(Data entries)
···

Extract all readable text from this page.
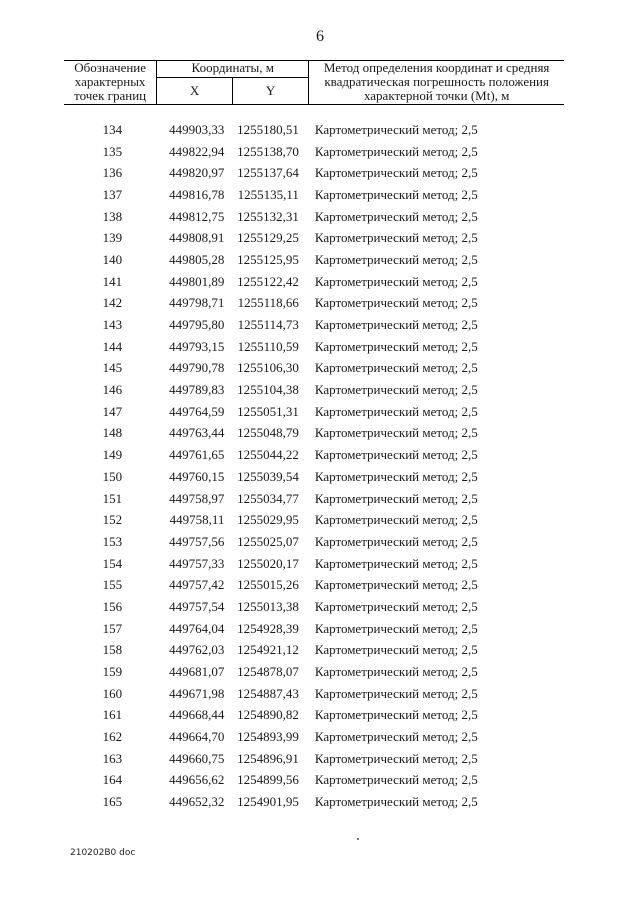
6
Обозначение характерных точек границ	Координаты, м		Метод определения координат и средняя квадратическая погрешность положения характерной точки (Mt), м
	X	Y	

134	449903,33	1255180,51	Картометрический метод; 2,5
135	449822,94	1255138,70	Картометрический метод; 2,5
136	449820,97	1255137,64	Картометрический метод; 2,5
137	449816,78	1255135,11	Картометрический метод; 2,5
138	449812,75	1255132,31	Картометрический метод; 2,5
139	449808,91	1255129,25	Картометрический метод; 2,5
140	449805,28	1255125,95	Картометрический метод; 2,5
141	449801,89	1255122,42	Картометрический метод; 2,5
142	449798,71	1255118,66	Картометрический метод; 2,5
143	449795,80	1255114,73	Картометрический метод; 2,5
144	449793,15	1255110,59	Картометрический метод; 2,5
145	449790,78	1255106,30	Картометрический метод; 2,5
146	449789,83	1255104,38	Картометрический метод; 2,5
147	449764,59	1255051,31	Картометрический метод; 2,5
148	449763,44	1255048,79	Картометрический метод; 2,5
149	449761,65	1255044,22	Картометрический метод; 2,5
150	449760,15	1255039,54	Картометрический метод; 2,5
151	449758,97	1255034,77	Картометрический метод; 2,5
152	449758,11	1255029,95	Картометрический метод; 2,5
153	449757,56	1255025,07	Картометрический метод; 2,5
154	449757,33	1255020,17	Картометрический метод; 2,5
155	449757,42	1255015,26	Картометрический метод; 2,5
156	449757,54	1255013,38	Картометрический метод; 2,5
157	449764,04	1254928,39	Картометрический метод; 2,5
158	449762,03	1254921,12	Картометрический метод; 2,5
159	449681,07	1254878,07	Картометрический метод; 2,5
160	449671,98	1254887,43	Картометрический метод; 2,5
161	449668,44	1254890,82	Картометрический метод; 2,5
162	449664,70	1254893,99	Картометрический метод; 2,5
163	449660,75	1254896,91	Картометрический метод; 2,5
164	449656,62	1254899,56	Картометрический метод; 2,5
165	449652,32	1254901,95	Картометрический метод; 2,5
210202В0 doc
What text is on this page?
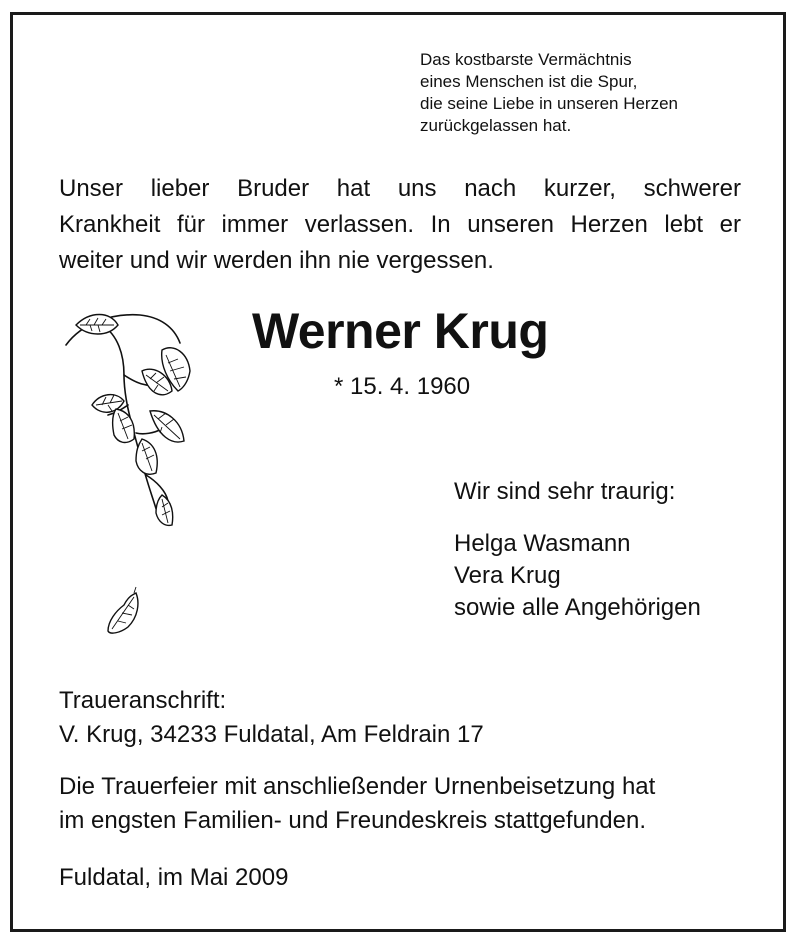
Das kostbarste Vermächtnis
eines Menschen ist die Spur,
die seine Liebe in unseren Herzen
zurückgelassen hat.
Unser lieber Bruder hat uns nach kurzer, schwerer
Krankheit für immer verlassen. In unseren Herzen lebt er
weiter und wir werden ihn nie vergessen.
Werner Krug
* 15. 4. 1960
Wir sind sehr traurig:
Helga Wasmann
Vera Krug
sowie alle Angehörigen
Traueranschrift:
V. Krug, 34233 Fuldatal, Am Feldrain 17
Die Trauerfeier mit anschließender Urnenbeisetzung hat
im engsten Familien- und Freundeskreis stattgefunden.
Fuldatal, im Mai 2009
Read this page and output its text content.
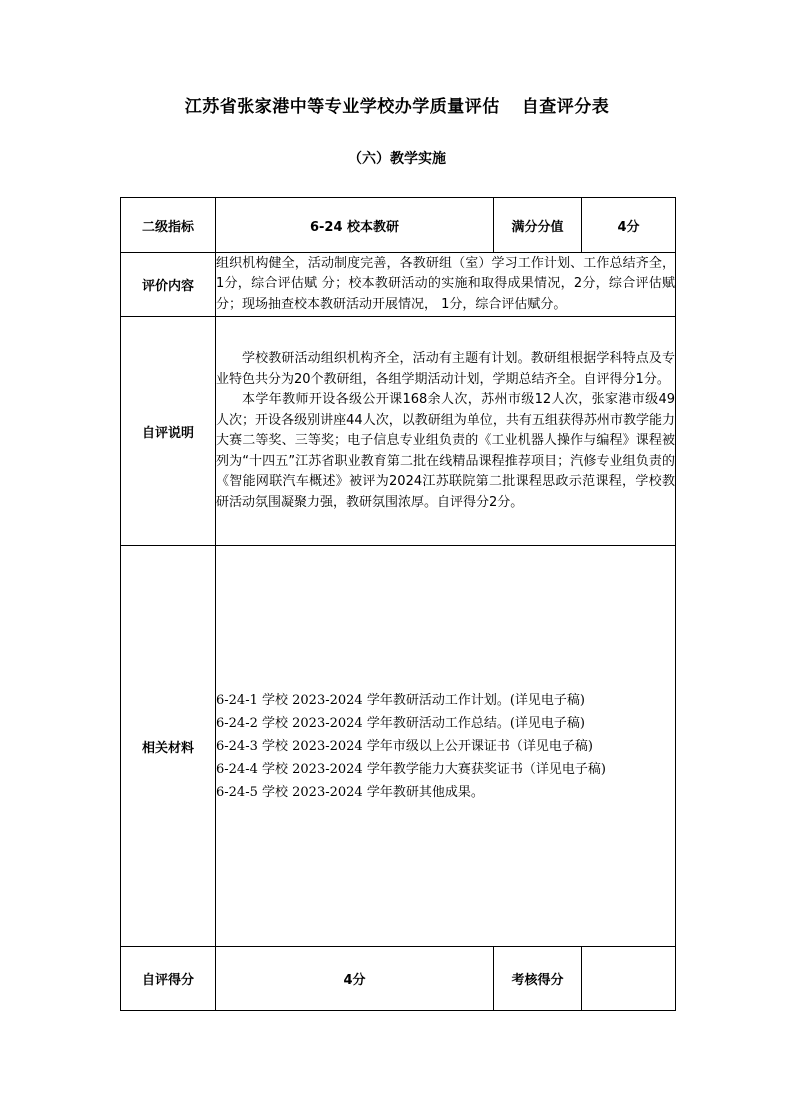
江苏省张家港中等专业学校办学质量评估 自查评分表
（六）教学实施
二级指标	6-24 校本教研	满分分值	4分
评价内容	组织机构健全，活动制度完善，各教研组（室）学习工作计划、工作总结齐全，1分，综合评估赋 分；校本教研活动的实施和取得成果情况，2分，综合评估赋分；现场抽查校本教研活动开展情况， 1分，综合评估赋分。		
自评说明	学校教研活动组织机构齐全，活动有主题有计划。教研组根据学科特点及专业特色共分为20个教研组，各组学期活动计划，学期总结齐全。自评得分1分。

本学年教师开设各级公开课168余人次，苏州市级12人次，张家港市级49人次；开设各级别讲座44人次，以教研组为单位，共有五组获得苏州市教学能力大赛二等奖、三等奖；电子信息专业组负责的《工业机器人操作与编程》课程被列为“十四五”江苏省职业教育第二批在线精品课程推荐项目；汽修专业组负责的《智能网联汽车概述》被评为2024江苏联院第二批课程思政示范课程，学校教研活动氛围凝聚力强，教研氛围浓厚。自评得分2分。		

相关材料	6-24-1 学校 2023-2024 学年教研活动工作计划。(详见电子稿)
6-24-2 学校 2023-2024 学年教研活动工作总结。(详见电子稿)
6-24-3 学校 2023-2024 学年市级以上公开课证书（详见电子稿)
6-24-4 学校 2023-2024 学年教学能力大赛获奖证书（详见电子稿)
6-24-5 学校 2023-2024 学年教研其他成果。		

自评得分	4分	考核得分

···

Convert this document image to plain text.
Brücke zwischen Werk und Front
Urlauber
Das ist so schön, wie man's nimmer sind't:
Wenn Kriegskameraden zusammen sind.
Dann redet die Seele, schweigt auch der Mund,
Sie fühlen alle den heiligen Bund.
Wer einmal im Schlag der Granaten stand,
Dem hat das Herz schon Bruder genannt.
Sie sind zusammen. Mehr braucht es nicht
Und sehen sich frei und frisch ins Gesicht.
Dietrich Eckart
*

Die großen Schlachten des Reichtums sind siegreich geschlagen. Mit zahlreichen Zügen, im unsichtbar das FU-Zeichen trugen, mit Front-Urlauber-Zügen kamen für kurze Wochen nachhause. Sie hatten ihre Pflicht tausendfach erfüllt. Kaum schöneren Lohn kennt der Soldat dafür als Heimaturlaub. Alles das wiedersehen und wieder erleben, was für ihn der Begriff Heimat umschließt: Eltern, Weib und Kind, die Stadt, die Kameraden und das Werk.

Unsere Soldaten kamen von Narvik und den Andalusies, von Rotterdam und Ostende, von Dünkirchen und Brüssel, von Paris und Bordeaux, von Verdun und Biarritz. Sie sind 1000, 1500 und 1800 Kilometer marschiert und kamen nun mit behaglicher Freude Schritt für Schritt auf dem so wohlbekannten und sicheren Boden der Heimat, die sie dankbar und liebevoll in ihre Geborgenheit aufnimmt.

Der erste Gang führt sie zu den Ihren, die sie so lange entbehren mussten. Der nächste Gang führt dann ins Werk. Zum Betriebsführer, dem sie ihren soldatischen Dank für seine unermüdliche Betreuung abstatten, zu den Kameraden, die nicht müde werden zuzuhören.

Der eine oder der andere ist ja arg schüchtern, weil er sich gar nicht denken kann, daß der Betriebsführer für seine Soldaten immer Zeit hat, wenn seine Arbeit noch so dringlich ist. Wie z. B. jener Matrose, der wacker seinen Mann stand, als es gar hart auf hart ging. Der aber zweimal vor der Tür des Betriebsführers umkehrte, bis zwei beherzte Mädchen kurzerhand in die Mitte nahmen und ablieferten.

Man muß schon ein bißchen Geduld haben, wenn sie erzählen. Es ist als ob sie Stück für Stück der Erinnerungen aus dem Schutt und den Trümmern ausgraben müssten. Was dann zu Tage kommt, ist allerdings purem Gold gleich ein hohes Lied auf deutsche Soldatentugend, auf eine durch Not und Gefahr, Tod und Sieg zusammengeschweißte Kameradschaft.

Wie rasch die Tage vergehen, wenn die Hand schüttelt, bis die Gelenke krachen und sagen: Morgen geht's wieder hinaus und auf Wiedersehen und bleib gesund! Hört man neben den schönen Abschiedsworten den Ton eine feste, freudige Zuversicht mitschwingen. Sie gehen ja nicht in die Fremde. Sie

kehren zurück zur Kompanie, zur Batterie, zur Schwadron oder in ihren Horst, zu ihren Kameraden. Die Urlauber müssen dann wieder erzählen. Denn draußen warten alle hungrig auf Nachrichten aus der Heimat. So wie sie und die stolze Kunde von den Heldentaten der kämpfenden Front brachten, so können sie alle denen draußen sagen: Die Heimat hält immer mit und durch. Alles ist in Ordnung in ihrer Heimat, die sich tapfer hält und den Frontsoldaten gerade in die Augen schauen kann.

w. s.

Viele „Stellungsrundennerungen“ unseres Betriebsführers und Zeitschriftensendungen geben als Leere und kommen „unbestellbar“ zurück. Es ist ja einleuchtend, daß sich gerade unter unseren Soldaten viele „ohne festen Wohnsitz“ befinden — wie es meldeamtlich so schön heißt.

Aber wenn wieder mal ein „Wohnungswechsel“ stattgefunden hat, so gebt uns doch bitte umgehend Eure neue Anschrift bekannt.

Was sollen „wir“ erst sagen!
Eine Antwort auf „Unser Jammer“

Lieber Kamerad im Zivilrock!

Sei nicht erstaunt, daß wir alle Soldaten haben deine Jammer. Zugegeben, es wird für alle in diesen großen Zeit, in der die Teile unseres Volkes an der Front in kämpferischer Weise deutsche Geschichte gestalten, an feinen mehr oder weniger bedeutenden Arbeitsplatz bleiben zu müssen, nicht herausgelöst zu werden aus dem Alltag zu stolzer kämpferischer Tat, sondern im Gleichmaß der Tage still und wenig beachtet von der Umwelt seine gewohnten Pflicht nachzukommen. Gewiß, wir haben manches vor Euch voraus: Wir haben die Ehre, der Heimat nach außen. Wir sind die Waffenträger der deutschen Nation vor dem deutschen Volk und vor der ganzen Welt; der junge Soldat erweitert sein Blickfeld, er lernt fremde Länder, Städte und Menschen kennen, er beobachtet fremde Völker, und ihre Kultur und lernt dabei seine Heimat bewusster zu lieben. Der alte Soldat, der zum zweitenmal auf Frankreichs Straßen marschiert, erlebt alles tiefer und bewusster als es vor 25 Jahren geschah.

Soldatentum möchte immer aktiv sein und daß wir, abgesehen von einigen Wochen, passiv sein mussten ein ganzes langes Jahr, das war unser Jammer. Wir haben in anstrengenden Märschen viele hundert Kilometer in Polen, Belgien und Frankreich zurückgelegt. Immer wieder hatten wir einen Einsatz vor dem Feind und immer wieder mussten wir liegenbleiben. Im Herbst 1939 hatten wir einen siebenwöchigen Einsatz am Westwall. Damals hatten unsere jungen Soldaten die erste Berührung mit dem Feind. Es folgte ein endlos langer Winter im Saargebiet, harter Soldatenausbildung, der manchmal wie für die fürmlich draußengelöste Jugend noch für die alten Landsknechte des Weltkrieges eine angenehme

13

···

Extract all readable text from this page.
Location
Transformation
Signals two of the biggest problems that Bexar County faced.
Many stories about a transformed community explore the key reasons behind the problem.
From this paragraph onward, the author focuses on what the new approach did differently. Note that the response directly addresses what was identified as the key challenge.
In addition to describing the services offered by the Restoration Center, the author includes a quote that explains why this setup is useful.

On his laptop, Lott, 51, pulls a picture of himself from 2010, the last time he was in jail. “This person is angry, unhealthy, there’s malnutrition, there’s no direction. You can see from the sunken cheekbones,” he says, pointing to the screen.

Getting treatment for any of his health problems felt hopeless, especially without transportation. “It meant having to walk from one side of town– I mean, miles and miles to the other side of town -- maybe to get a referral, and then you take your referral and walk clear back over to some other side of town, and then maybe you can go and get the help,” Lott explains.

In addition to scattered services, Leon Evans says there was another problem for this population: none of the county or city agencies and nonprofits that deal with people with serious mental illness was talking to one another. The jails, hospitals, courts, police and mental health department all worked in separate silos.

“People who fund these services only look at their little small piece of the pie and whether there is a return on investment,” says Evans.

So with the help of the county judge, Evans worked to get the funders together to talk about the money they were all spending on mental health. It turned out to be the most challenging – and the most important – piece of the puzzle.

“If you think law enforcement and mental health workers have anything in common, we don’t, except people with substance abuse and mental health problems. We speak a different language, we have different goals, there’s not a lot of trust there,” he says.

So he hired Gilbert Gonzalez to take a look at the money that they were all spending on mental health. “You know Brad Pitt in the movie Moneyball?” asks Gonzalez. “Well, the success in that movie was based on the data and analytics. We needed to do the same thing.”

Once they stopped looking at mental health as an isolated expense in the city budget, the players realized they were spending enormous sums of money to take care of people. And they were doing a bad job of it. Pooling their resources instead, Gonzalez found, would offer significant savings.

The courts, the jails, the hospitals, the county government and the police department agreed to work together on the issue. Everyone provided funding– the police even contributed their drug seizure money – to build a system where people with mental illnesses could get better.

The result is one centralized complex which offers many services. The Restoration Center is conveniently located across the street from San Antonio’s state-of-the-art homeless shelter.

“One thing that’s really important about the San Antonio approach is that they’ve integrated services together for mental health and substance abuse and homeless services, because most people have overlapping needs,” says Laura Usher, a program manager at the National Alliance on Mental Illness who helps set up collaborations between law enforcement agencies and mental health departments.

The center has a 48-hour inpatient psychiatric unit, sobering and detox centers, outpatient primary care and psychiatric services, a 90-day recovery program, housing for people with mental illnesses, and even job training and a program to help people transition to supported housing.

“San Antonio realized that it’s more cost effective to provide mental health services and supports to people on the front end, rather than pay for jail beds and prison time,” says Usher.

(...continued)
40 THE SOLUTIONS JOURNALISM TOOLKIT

···

EXERCISE DETAILS: Pull every line holding "Herzen" out of the records.

FINISHED EXERCISE:
die seine Liebe in unseren Herzen
Krankheit für immer verlassen. In unseren Herzen lebt er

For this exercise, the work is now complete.